:: AIM OF THE EXERCISE ::
Reproduce each line exactly.

:: GIVEN RECORDS ::
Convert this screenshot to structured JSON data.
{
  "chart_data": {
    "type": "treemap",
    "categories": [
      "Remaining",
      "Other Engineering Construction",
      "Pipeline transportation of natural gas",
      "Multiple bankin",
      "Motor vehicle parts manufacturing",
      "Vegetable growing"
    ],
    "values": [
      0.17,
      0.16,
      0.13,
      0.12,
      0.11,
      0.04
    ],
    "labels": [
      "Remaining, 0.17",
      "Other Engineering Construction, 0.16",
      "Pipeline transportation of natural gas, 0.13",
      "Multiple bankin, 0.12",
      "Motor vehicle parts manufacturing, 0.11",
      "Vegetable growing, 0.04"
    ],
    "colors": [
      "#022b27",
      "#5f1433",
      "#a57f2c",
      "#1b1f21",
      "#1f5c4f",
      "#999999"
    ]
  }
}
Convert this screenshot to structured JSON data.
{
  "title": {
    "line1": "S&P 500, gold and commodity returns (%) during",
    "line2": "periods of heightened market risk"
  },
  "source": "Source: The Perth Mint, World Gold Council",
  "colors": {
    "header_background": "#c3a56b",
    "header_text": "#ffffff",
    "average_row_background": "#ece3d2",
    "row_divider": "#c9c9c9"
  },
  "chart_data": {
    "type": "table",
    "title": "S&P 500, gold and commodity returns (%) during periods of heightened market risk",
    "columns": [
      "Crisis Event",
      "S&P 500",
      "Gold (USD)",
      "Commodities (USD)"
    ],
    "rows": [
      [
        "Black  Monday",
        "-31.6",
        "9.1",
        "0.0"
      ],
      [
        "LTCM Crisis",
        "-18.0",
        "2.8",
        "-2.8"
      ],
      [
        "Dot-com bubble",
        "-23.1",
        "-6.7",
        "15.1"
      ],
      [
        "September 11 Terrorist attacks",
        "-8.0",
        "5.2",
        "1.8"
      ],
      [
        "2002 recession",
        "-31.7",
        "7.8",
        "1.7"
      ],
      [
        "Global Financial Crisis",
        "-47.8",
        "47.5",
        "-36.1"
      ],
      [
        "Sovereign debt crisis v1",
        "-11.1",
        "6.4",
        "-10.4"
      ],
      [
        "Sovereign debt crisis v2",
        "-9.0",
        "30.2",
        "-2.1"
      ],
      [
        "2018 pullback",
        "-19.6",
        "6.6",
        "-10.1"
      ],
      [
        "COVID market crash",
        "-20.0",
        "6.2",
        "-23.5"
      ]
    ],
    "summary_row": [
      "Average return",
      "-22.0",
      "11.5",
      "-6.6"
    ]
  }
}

:: OUTPUT FOR THIS TASK ::
Convert this screenshot to structured JSON data.
{
  "chart_data": {
    "type": "treemap",
    "categories": [
      "Remaining",
      "Other Engineering Construction",
      "Pipeline transportation of natural gas",
      "Multiple bankin",
      "Motor vehicle parts manufacturing",
      "Vegetable growing"
    ],
    "values": [
      0.17,
      0.16,
      0.13,
      0.12,
      0.11,
      0.04
    ],
    "labels": [
      "Remaining, 0.17",
      "Other Engineering Construction, 0.16",
      "Pipeline transportation of natural gas, 0.13",
      "Multiple bankin, 0.12",
      "Motor vehicle parts manufacturing, 0.11",
      "Vegetable growing, 0.04"
    ],
    "colors": [
      "#022b27",
      "#5f1433",
      "#a57f2c",
      "#1b1f21",
      "#1f5c4f",
      "#999999"
    ]
  }
}
Convert this screenshot to structured JSON data.
{
  "title": {
    "line1": "S&P 500, gold and commodity returns (%) during",
    "line2": "periods of heightened market risk"
  },
  "source": "Source: The Perth Mint, World Gold Council",
  "colors": {
    "header_background": "#c3a56b",
    "header_text": "#ffffff",
    "average_row_background": "#ece3d2",
    "row_divider": "#c9c9c9"
  },
  "chart_data": {
    "type": "table",
    "title": "S&P 500, gold and commodity returns (%) during periods of heightened market risk",
    "columns": [
      "Crisis Event",
      "S&P 500",
      "Gold (USD)",
      "Commodities (USD)"
    ],
    "rows": [
      [
        "Black  Monday",
        "-31.6",
        "9.1",
        "0.0"
      ],
      [
        "LTCM Crisis",
        "-18.0",
        "2.8",
        "-2.8"
      ],
      [
        "Dot-com bubble",
        "-23.1",
        "-6.7",
        "15.1"
      ],
      [
        "September 11 Terrorist attacks",
        "-8.0",
        "5.2",
        "1.8"
      ],
      [
        "2002 recession",
        "-31.7",
        "7.8",
        "1.7"
      ],
      [
        "Global Financial Crisis",
        "-47.8",
        "47.5",
        "-36.1"
      ],
      [
        "Sovereign debt crisis v1",
        "-11.1",
        "6.4",
        "-10.4"
      ],
      [
        "Sovereign debt crisis v2",
        "-9.0",
        "30.2",
        "-2.1"
      ],
      [
        "2018 pullback",
        "-19.6",
        "6.6",
        "-10.1"
      ],
      [
        "COVID market crash",
        "-20.0",
        "6.2",
        "-23.5"
      ]
    ],
    "summary_row": [
      "Average return",
      "-22.0",
      "11.5",
      "-6.6"
    ]
  }
}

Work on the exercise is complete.